(GOAL):
Could you write out every entry exactly as it stands?

======== DATA TO USE ========

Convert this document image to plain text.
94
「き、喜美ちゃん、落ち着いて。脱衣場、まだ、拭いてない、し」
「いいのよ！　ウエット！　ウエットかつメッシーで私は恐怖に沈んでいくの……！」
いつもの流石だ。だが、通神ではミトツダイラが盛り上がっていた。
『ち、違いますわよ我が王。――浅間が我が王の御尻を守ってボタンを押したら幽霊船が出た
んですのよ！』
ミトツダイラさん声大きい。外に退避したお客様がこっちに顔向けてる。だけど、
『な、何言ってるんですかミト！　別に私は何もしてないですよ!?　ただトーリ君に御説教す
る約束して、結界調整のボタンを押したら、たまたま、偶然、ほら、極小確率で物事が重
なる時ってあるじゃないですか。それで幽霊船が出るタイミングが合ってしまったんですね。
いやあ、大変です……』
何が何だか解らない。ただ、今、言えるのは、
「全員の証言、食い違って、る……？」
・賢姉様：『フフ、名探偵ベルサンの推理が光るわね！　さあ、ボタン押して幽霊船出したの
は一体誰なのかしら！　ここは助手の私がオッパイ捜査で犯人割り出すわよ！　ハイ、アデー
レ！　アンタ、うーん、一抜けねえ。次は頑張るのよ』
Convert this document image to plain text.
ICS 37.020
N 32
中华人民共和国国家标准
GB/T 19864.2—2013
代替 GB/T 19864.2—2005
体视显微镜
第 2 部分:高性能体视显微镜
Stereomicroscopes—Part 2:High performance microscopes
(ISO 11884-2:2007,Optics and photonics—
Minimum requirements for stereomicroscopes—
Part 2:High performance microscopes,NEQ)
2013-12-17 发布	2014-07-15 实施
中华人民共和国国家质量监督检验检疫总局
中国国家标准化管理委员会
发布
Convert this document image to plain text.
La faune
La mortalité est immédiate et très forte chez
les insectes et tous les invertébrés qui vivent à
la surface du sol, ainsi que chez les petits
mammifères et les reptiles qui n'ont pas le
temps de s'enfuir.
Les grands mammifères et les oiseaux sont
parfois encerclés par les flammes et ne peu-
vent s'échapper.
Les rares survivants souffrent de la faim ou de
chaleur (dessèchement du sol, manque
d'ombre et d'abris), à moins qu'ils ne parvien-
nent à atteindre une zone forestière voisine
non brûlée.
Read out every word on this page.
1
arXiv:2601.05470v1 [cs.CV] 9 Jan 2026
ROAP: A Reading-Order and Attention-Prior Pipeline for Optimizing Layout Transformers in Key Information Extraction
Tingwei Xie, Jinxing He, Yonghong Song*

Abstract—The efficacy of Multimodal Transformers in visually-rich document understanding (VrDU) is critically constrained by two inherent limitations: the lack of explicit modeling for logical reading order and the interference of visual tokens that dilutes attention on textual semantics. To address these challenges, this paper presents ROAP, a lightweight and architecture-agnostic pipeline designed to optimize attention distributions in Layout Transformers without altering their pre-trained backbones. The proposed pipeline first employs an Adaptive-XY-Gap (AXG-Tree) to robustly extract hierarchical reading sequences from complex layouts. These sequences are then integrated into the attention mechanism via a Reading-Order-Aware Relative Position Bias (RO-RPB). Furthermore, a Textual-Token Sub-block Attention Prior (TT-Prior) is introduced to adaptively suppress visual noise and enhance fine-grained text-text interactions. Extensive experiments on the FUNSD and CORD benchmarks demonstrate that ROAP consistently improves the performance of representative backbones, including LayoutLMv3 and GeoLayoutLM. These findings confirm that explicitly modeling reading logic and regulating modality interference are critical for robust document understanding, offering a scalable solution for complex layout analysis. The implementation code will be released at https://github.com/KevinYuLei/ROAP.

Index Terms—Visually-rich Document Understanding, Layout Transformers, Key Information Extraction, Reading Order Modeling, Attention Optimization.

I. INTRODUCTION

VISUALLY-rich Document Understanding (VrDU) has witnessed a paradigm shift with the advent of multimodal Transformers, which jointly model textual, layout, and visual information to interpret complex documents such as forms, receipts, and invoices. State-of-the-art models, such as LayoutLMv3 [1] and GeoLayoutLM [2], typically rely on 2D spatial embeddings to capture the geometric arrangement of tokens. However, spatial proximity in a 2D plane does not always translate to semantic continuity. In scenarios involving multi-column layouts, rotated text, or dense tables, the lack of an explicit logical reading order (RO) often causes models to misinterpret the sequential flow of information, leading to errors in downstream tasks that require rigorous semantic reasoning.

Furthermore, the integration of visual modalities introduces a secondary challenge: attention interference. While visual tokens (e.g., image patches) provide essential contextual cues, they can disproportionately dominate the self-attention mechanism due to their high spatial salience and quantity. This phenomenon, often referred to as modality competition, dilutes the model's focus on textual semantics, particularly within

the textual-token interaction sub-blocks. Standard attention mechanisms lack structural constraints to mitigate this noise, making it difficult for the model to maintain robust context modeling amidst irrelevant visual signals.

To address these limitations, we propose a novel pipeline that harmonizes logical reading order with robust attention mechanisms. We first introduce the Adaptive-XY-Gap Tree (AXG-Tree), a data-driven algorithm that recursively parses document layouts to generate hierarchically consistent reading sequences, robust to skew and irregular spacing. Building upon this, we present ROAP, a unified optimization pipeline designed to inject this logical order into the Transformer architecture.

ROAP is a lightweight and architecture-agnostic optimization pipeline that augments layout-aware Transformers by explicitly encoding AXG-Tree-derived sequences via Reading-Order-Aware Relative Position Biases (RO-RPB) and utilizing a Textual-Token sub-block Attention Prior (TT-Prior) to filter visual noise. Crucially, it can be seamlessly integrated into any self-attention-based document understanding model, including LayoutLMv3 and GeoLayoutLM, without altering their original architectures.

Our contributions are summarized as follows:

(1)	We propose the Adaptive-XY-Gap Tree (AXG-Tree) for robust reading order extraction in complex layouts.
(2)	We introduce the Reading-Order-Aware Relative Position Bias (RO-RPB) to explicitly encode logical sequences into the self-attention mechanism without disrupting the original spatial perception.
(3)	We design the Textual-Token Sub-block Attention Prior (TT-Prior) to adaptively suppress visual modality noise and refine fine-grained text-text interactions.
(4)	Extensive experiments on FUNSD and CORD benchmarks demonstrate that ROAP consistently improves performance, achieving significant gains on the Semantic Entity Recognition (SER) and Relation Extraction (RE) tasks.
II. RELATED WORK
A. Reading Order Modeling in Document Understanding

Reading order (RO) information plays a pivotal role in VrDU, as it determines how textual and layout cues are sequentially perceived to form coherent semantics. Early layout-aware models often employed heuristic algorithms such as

========

(WRITTEN RESPONSE):
Convert this document image to plain text.
94
「き、喜美ちゃん、落ち着いて。脱衣場、まだ、拭いてない、し」
「いいのよ！　ウエット！　ウエットかつメッシーで私は恐怖に沈んでいくの……！」
いつもの流石だ。だが、通神ではミトツダイラが盛り上がっていた。
『ち、違いますわよ我が王。――浅間が我が王の御尻を守ってボタンを押したら幽霊船が出た
んですのよ！』
ミトツダイラさん声大きい。外に退避したお客様がこっちに顔向けてる。だけど、
『な、何言ってるんですかミト！　別に私は何もしてないですよ!?　ただトーリ君に御説教す
る約束して、結界調整のボタンを押したら、たまたま、偶然、ほら、極小確率で物事が重
なる時ってあるじゃないですか。それで幽霊船が出るタイミングが合ってしまったんですね。
いやあ、大変です……』
何が何だか解らない。ただ、今、言えるのは、
「全員の証言、食い違って、る……？」
・賢姉様：『フフ、名探偵ベルサンの推理が光るわね！　さあ、ボタン押して幽霊船出したの
は一体誰なのかしら！　ここは助手の私がオッパイ捜査で犯人割り出すわよ！　ハイ、アデー
レ！　アンタ、うーん、一抜けねえ。次は頑張るのよ』
Convert this document image to plain text.
ICS 37.020
N 32
中华人民共和国国家标准
GB/T 19864.2—2013
代替 GB/T 19864.2—2005
体视显微镜
第 2 部分:高性能体视显微镜
Stereomicroscopes—Part 2:High performance microscopes
(ISO 11884-2:2007,Optics and photonics—
Minimum requirements for stereomicroscopes—
Part 2:High performance microscopes,NEQ)
2013-12-17 发布	2014-07-15 实施
中华人民共和国国家质量监督检验检疫总局
中国国家标准化管理委员会
发布
Convert this document image to plain text.
La faune
La mortalité est immédiate et très forte chez
les insectes et tous les invertébrés qui vivent à
la surface du sol, ainsi que chez les petits
mammifères et les reptiles qui n'ont pas le
temps de s'enfuir.
Les grands mammifères et les oiseaux sont
parfois encerclés par les flammes et ne peu-
vent s'échapper.
Les rares survivants souffrent de la faim ou de
chaleur (dessèchement du sol, manque
d'ombre et d'abris), à moins qu'ils ne parvien-
nent à atteindre une zone forestière voisine
non brûlée.
Read out every word on this page.
1
arXiv:2601.05470v1 [cs.CV] 9 Jan 2026
ROAP: A Reading-Order and Attention-Prior Pipeline for Optimizing Layout Transformers in Key Information Extraction
Tingwei Xie, Jinxing He, Yonghong Song*

Abstract—The efficacy of Multimodal Transformers in visually-rich document understanding (VrDU) is critically constrained by two inherent limitations: the lack of explicit modeling for logical reading order and the interference of visual tokens that dilutes attention on textual semantics. To address these challenges, this paper presents ROAP, a lightweight and architecture-agnostic pipeline designed to optimize attention distributions in Layout Transformers without altering their pre-trained backbones. The proposed pipeline first employs an Adaptive-XY-Gap (AXG-Tree) to robustly extract hierarchical reading sequences from complex layouts. These sequences are then integrated into the attention mechanism via a Reading-Order-Aware Relative Position Bias (RO-RPB). Furthermore, a Textual-Token Sub-block Attention Prior (TT-Prior) is introduced to adaptively suppress visual noise and enhance fine-grained text-text interactions. Extensive experiments on the FUNSD and CORD benchmarks demonstrate that ROAP consistently improves the performance of representative backbones, including LayoutLMv3 and GeoLayoutLM. These findings confirm that explicitly modeling reading logic and regulating modality interference are critical for robust document understanding, offering a scalable solution for complex layout analysis. The implementation code will be released at https://github.com/KevinYuLei/ROAP.

Index Terms—Visually-rich Document Understanding, Layout Transformers, Key Information Extraction, Reading Order Modeling, Attention Optimization.

I. INTRODUCTION

VISUALLY-rich Document Understanding (VrDU) has witnessed a paradigm shift with the advent of multimodal Transformers, which jointly model textual, layout, and visual information to interpret complex documents such as forms, receipts, and invoices. State-of-the-art models, such as LayoutLMv3 [1] and GeoLayoutLM [2], typically rely on 2D spatial embeddings to capture the geometric arrangement of tokens. However, spatial proximity in a 2D plane does not always translate to semantic continuity. In scenarios involving multi-column layouts, rotated text, or dense tables, the lack of an explicit logical reading order (RO) often causes models to misinterpret the sequential flow of information, leading to errors in downstream tasks that require rigorous semantic reasoning.

Furthermore, the integration of visual modalities introduces a secondary challenge: attention interference. While visual tokens (e.g., image patches) provide essential contextual cues, they can disproportionately dominate the self-attention mechanism due to their high spatial salience and quantity. This phenomenon, often referred to as modality competition, dilutes the model's focus on textual semantics, particularly within

the textual-token interaction sub-blocks. Standard attention mechanisms lack structural constraints to mitigate this noise, making it difficult for the model to maintain robust context modeling amidst irrelevant visual signals.

To address these limitations, we propose a novel pipeline that harmonizes logical reading order with robust attention mechanisms. We first introduce the Adaptive-XY-Gap Tree (AXG-Tree), a data-driven algorithm that recursively parses document layouts to generate hierarchically consistent reading sequences, robust to skew and irregular spacing. Building upon this, we present ROAP, a unified optimization pipeline designed to inject this logical order into the Transformer architecture.

ROAP is a lightweight and architecture-agnostic optimization pipeline that augments layout-aware Transformers by explicitly encoding AXG-Tree-derived sequences via Reading-Order-Aware Relative Position Biases (RO-RPB) and utilizing a Textual-Token sub-block Attention Prior (TT-Prior) to filter visual noise. Crucially, it can be seamlessly integrated into any self-attention-based document understanding model, including LayoutLMv3 and GeoLayoutLM, without altering their original architectures.

Our contributions are summarized as follows:

(1)	We propose the Adaptive-XY-Gap Tree (AXG-Tree) for robust reading order extraction in complex layouts.
(2)	We introduce the Reading-Order-Aware Relative Position Bias (RO-RPB) to explicitly encode logical sequences into the self-attention mechanism without disrupting the original spatial perception.
(3)	We design the Textual-Token Sub-block Attention Prior (TT-Prior) to adaptively suppress visual modality noise and refine fine-grained text-text interactions.
(4)	Extensive experiments on FUNSD and CORD benchmarks demonstrate that ROAP consistently improves performance, achieving significant gains on the Semantic Entity Recognition (SER) and Relation Extraction (RE) tasks.
II. RELATED WORK
A. Reading Order Modeling in Document Understanding

Reading order (RO) information plays a pivotal role in VrDU, as it determines how textual and layout cues are sequentially perceived to form coherent semantics. Early layout-aware models often employed heuristic algorithms such as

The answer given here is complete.